__OBJECTIVES__
[a] Answer these from the Kevin Jackson forum thread, one line each:
(i) On which ship and in what year was Kevin Jackson a 2nd Cook?
(ii) Which member does makko suggest sending a message to?
(iii) What has kevjacko sent Mathieson to forward on?
[b] From the Kevin Jackson forum thread, extract the part that opens with the words containing "Hi Dave, I've" and closes with "(Mar 24, 2021)".
[c] Continue the Kevin Jackson forum thread from where it stops.

__EXCERPTED TEXT__
* START *

# Kevin Jackson Bp Tankers.



## mathieson (Jul 3, 2017)

Mike winter is looking for Kevin Jackson 2nd Cook on British Wye 1988, from Newcastle, wife Sue.


----------



## makko (Jul 20, 2006)

I believe you are referring to member KevJacko - Try sending him a message as he hasn't posted in a while. Tell him Makko sent you!
Rgds.
Dave


----------



## kevjacko (Jun 4, 2008)

Cheers boys,
Mike and me were great shipmates, I'll message mathieson privately with some contact details for Mike. It will be good to touch base with him again.


----------



## makko (Jul 20, 2006)

Good to see you made contact again, Kev. 
Rgds.
Dave


----------



## kevjacko (Jun 4, 2008)

makko said:


> Good to see you made contact again, Kev.
> Rgds.
> Dave


Hi Dave, I've not been on the site much lately, no particular reason, just life, work, family etc getting in the way. I've sent Mathieson my email address to forward on. Cheers


----------



## JR Minter (Mar 24, 2021)

kevjacko said:


> Cheers boys,
> Mike and me were great shipmates, I'll message mathieson privately with some contact details for Mike. It will be good to touch base with him again.

* END *

__ENTRIES PROVIDED__
* START *

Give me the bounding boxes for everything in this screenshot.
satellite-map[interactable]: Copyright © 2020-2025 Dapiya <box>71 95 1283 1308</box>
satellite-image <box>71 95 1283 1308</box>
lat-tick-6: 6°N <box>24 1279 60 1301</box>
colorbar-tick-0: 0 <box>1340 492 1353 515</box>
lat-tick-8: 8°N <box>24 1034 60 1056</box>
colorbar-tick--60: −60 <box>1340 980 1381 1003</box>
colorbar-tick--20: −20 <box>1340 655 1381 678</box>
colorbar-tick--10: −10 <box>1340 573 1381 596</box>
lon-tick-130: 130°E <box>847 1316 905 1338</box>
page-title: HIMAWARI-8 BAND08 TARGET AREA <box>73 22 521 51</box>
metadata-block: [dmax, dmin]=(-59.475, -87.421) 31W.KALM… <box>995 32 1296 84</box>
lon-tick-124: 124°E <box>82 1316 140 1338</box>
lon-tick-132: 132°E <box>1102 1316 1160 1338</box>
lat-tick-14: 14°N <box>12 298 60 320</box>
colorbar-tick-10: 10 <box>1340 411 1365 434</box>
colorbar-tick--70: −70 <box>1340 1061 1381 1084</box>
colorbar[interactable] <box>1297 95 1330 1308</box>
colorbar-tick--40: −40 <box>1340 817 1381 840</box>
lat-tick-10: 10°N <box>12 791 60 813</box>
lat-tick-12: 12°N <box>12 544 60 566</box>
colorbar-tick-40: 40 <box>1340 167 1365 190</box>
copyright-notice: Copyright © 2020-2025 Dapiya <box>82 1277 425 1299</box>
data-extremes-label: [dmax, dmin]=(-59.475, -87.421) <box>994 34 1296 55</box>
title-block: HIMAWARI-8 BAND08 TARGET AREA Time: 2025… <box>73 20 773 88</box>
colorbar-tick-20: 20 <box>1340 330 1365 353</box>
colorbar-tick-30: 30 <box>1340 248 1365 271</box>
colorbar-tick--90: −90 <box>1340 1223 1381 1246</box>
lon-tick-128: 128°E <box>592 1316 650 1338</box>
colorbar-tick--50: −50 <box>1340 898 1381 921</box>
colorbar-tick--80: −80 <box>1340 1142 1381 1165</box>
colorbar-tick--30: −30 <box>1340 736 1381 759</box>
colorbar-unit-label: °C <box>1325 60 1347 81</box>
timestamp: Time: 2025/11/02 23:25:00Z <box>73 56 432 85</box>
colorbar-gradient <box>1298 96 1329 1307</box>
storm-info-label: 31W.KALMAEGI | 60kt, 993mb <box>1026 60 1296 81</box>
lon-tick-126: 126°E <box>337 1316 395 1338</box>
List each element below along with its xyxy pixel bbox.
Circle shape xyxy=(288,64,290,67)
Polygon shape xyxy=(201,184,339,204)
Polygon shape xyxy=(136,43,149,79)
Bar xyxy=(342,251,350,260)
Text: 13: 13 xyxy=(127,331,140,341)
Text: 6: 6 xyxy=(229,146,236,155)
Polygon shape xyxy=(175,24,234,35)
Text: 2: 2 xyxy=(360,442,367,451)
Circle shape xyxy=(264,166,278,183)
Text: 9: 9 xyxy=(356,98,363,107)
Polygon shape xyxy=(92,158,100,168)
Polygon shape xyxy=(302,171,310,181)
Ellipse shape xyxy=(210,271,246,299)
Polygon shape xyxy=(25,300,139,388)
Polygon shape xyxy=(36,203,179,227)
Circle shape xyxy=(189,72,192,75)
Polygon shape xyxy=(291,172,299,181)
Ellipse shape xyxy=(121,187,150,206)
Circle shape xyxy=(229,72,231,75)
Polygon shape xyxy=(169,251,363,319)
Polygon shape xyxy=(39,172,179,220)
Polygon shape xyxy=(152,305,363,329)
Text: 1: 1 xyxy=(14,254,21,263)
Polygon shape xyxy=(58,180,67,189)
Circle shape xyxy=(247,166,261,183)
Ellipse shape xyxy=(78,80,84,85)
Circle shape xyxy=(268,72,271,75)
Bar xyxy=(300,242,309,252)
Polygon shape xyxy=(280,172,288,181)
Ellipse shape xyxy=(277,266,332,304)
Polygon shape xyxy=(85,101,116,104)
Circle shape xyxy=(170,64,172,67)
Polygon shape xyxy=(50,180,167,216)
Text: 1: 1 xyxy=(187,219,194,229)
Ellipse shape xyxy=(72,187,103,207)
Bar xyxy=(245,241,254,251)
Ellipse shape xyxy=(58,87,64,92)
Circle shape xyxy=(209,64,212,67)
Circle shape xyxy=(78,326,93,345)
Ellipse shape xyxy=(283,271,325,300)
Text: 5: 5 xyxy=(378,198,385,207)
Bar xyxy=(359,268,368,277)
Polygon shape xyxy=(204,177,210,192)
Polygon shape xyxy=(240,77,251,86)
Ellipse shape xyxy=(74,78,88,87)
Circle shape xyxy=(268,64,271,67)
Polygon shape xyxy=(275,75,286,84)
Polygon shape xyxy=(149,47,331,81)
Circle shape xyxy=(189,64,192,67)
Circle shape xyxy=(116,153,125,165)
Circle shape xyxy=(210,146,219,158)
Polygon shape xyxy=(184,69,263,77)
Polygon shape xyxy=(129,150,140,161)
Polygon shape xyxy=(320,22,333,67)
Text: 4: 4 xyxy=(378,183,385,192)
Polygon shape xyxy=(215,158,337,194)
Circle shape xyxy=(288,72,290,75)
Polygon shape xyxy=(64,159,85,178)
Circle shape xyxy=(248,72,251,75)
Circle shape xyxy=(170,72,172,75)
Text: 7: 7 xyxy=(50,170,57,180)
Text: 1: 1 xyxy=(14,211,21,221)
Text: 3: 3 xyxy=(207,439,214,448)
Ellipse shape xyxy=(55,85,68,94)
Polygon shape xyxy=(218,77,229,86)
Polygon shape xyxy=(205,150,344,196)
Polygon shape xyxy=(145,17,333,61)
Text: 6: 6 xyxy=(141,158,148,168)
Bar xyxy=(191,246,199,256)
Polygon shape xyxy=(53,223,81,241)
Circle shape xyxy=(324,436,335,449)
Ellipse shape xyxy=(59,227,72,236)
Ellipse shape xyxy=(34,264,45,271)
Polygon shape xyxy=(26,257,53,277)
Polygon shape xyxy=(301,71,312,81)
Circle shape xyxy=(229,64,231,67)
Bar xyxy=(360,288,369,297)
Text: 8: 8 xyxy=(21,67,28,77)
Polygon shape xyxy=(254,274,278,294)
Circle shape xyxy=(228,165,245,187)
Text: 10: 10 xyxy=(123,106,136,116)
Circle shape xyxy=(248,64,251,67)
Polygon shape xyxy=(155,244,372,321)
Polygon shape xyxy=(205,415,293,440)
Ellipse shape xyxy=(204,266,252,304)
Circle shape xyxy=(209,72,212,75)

* END *

__OUTPUTS BY TASK__
[a]
(i) British Wye, 1988
(ii) KevJacko
(iii) His email address

[b]
Hi Dave, I've not been on the site much lately, no particular reason, just life, work, family etc getting in the way. I've sent Mathieson my email address to forward on. Cheers


----------



## JR Minter (Mar 24, 2021)

[c]
No


kevjacko said:


> Cheers boys,
> Mike and me were great shipmates, I'll message mathieson privately with some contact details for Mike. It will be good to touch base with him again.


Hi Kev,


I worked as crew between 1981-86 on the Resolution, Reliance, Avon, Vic Bilh and Sivand and would love to see the crew lists for this period - I wish I had taken names and address’s at the time, but this period was pre mobile and email !

Did you work on any of these ? Your name seems familiar.

Best Wishes, Jeremy (JR) Minter


----------



## kevjacko (Jun 4, 2008)

JR Minter said:


> No
> 
> 
> Hi Kev,
> ...


Hi Jerry.
Sure I sailed with you on the Avon think that was 82. Joined in Gibraltar, I was Galley boy on her. We did MOD charter Falkland run. If not it was the Resolution in 83, we did a cape crawl on her.
I'll double check some dates and get back to you.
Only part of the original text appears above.